Problem requirements: Repeat each entry as written and leave the images out of the copy.
** start Data provided **
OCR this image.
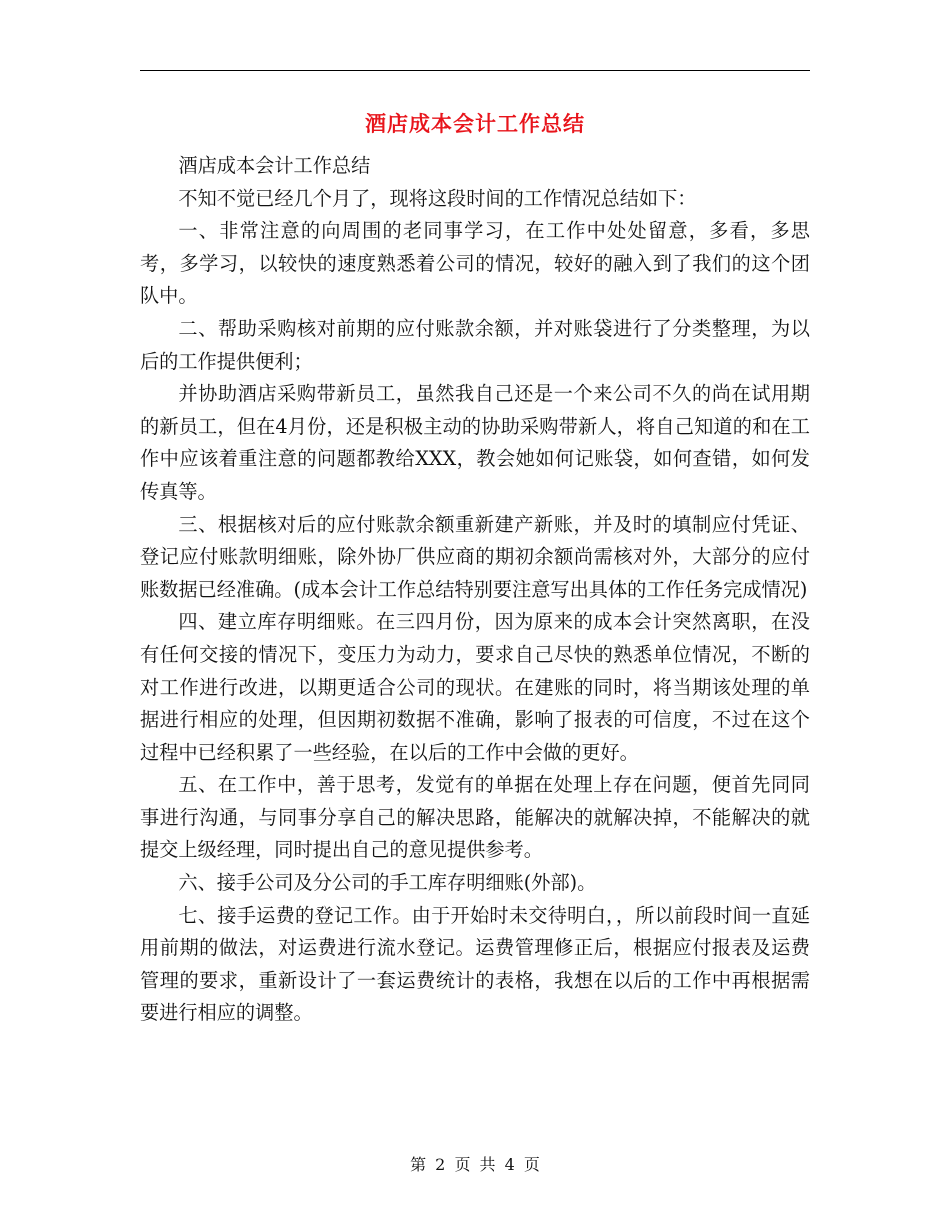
酒店成本会计工作总结

酒店成本会计工作总结

不知不觉已经几个月了，现将这段时间的工作情况总结如下：

一、非常注意的向周围的老同事学习，在工作中处处留意，多看，多思考，多学习，以较快的速度熟悉着公司的情况，较好的融入到了我们的这个团队中。

二、帮助采购核对前期的应付账款余额，并对账袋进行了分类整理，为以后的工作提供便利；

并协助酒店采购带新员工，虽然我自己还是一个来公司不久的尚在试用期的新员工，但在4月份，还是积极主动的协助采购带新人，将自己知道的和在工作中应该着重注意的问题都教给XXX，教会她如何记账袋，如何查错，如何发传真等。

三、根据核对后的应付账款余额重新建产新账，并及时的填制应付凭证、登记应付账款明细账，除外协厂供应商的期初余额尚需核对外，大部分的应付账数据已经准确。(成本会计工作总结特别要注意写出具体的工作任务完成情况)

四、建立库存明细账。在三四月份，因为原来的成本会计突然离职，在没有任何交接的情况下，变压力为动力，要求自己尽快的熟悉单位情况，不断的对工作进行改进，以期更适合公司的现状。在建账的同时，将当期该处理的单据进行相应的处理，但因期初数据不准确，影响了报表的可信度，不过在这个过程中已经积累了一些经验，在以后的工作中会做的更好。

五、在工作中，善于思考，发觉有的单据在处理上存在问题，便首先同同事进行沟通，与同事分享自己的解决思路，能解决的就解决掉，不能解决的就提交上级经理，同时提出自己的意见提供参考。

六、接手公司及分公司的手工库存明细账(外部)。

七、接手运费的登记工作。由于开始时未交待明白，，所以前段时间一直延用前期的做法，对运费进行流水登记。运费管理修正后，根据应付报表及运费管理的要求，重新设计了一套运费统计的表格，我想在以后的工作中再根据需要进行相应的调整。

第 2 页 共 4 页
** end Data provided **
Output of the exercise:
OCR this image.
酒店成本会计工作总结

酒店成本会计工作总结

不知不觉已经几个月了，现将这段时间的工作情况总结如下：

一、非常注意的向周围的老同事学习，在工作中处处留意，多看，多思考，多学习，以较快的速度熟悉着公司的情况，较好的融入到了我们的这个团队中。

二、帮助采购核对前期的应付账款余额，并对账袋进行了分类整理，为以后的工作提供便利；

并协助酒店采购带新员工，虽然我自己还是一个来公司不久的尚在试用期的新员工，但在4月份，还是积极主动的协助采购带新人，将自己知道的和在工作中应该着重注意的问题都教给XXX，教会她如何记账袋，如何查错，如何发传真等。

三、根据核对后的应付账款余额重新建产新账，并及时的填制应付凭证、登记应付账款明细账，除外协厂供应商的期初余额尚需核对外，大部分的应付账数据已经准确。(成本会计工作总结特别要注意写出具体的工作任务完成情况)

四、建立库存明细账。在三四月份，因为原来的成本会计突然离职，在没有任何交接的情况下，变压力为动力，要求自己尽快的熟悉单位情况，不断的对工作进行改进，以期更适合公司的现状。在建账的同时，将当期该处理的单据进行相应的处理，但因期初数据不准确，影响了报表的可信度，不过在这个过程中已经积累了一些经验，在以后的工作中会做的更好。

五、在工作中，善于思考，发觉有的单据在处理上存在问题，便首先同同事进行沟通，与同事分享自己的解决思路，能解决的就解决掉，不能解决的就提交上级经理，同时提出自己的意见提供参考。

六、接手公司及分公司的手工库存明细账(外部)。

七、接手运费的登记工作。由于开始时未交待明白，，所以前段时间一直延用前期的做法，对运费进行流水登记。运费管理修正后，根据应付报表及运费管理的要求，重新设计了一套运费统计的表格，我想在以后的工作中再根据需要进行相应的调整。

第 2 页 共 4 页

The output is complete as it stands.